Transcribe the listing that follows in full, omitting pictures.

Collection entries
▼
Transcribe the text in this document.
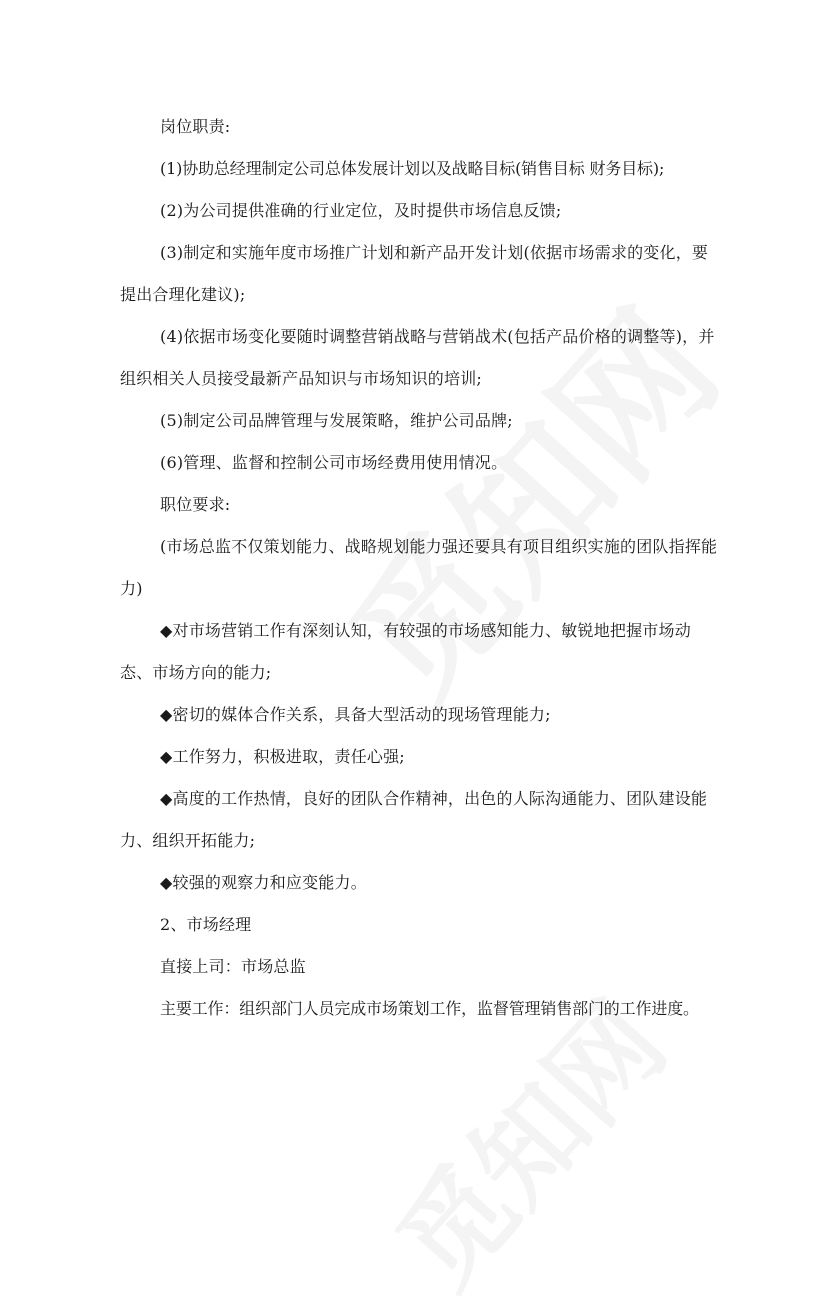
岗位职责:

(1)协助总经理制定公司总体发展计划以及战略目标(销售目标 财务目标);

(2)为公司提供准确的行业定位，及时提供市场信息反馈;

(3)制定和实施年度市场推广计划和新产品开发计划(依据市场需求的变化，要提出合理化建议);

(4)依据市场变化要随时调整营销战略与营销战术(包括产品价格的调整等)，并组织相关人员接受最新产品知识与市场知识的培训;

(5)制定公司品牌管理与发展策略，维护公司品牌;

(6)管理、监督和控制公司市场经费用使用情况。

职位要求:

(市场总监不仅策划能力、战略规划能力强还要具有项目组织实施的团队指挥能力)

◆对市场营销工作有深刻认知，有较强的市场感知能力、敏锐地把握市场动态、市场方向的能力;

◆密切的媒体合作关系，具备大型活动的现场管理能力;

◆工作努力，积极进取，责任心强;

◆高度的工作热情，良好的团队合作精神，出色的人际沟通能力、团队建设能力、组织开拓能力;

◆较强的观察力和应变能力。

2、市场经理

直接上司：市场总监

主要工作：组织部门人员完成市场策划工作，监督管理销售部门的工作进度。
▲
ANSWER TO THE TASK:
Transcribe the text in this document.
岗位职责:

(1)协助总经理制定公司总体发展计划以及战略目标(销售目标 财务目标);

(2)为公司提供准确的行业定位，及时提供市场信息反馈;

(3)制定和实施年度市场推广计划和新产品开发计划(依据市场需求的变化，要提出合理化建议);

(4)依据市场变化要随时调整营销战略与营销战术(包括产品价格的调整等)，并组织相关人员接受最新产品知识与市场知识的培训;

(5)制定公司品牌管理与发展策略，维护公司品牌;

(6)管理、监督和控制公司市场经费用使用情况。

职位要求:

(市场总监不仅策划能力、战略规划能力强还要具有项目组织实施的团队指挥能力)

◆对市场营销工作有深刻认知，有较强的市场感知能力、敏锐地把握市场动态、市场方向的能力;

◆密切的媒体合作关系，具备大型活动的现场管理能力;

◆工作努力，积极进取，责任心强;

◆高度的工作热情，良好的团队合作精神，出色的人际沟通能力、团队建设能力、组织开拓能力;

◆较强的观察力和应变能力。

2、市场经理

直接上司：市场总监

主要工作：组织部门人员完成市场策划工作，监督管理销售部门的工作进度。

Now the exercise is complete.